*Short task*. Please retype the records below exactly, leaving out any pictures.

*Material for the task*.
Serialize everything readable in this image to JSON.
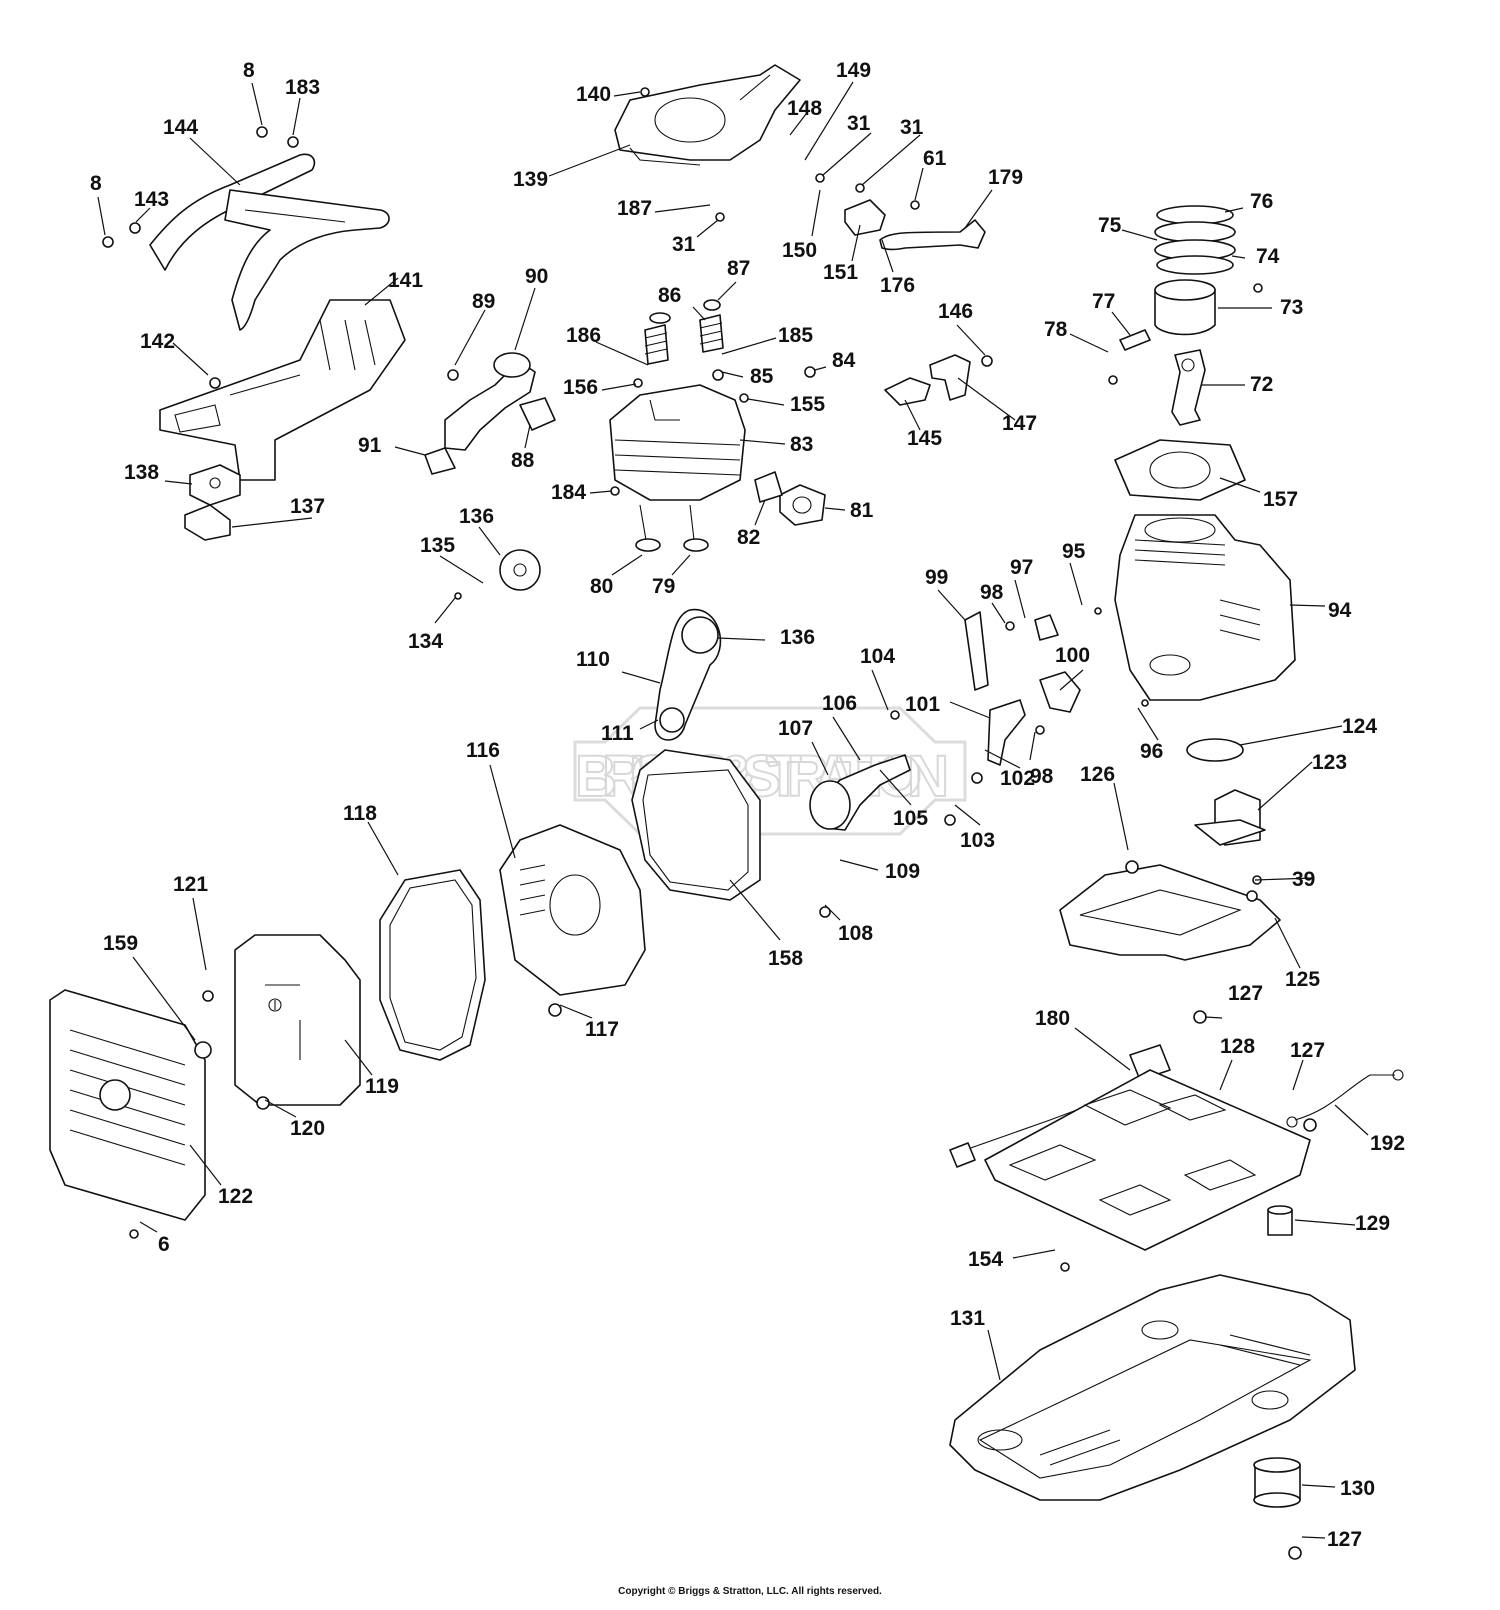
{
  "diagram": {
    "watermark": "BRIGGS&STRATTON",
    "copyright": "Copyright © Briggs & Stratton, LLC. All rights reserved.",
    "labels": [
      "8",
      "183",
      "144",
      "8",
      "143",
      "141",
      "142",
      "138",
      "137",
      "140",
      "139",
      "148",
      "149",
      "31",
      "31",
      "187",
      "31",
      "150",
      "151",
      "61",
      "176",
      "179",
      "76",
      "75",
      "74",
      "73",
      "77",
      "78",
      "72",
      "87",
      "86",
      "186",
      "185",
      "84",
      "156",
      "85",
      "155",
      "83",
      "184",
      "82",
      "81",
      "80",
      "79",
      "89",
      "90",
      "91",
      "88",
      "146",
      "145",
      "147",
      "157",
      "136",
      "135",
      "134",
      "99",
      "98",
      "97",
      "95",
      "94",
      "136",
      "110",
      "111",
      "104",
      "106",
      "107",
      "105",
      "101",
      "100",
      "98",
      "102",
      "103",
      "96",
      "124",
      "123",
      "126",
      "39",
      "125",
      "116",
      "118",
      "109",
      "108",
      "158",
      "121",
      "159",
      "117",
      "119",
      "120",
      "122",
      "6",
      "127",
      "180",
      "128",
      "127",
      "192",
      "129",
      "154",
      "131",
      "130",
      "127"
    ]
  }
}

*Task output*.
Serialize everything readable in this image to JSON.
{
  "diagram": {
    "watermark": "BRIGGS&STRATTON",
    "copyright": "Copyright © Briggs & Stratton, LLC. All rights reserved.",
    "labels": [
      "8",
      "183",
      "144",
      "8",
      "143",
      "141",
      "142",
      "138",
      "137",
      "140",
      "139",
      "148",
      "149",
      "31",
      "31",
      "187",
      "31",
      "150",
      "151",
      "61",
      "176",
      "179",
      "76",
      "75",
      "74",
      "73",
      "77",
      "78",
      "72",
      "87",
      "86",
      "186",
      "185",
      "84",
      "156",
      "85",
      "155",
      "83",
      "184",
      "82",
      "81",
      "80",
      "79",
      "89",
      "90",
      "91",
      "88",
      "146",
      "145",
      "147",
      "157",
      "136",
      "135",
      "134",
      "99",
      "98",
      "97",
      "95",
      "94",
      "136",
      "110",
      "111",
      "104",
      "106",
      "107",
      "105",
      "101",
      "100",
      "98",
      "102",
      "103",
      "96",
      "124",
      "123",
      "126",
      "39",
      "125",
      "116",
      "118",
      "109",
      "108",
      "158",
      "121",
      "159",
      "117",
      "119",
      "120",
      "122",
      "6",
      "127",
      "180",
      "128",
      "127",
      "192",
      "129",
      "154",
      "131",
      "130",
      "127"
    ]
  }
}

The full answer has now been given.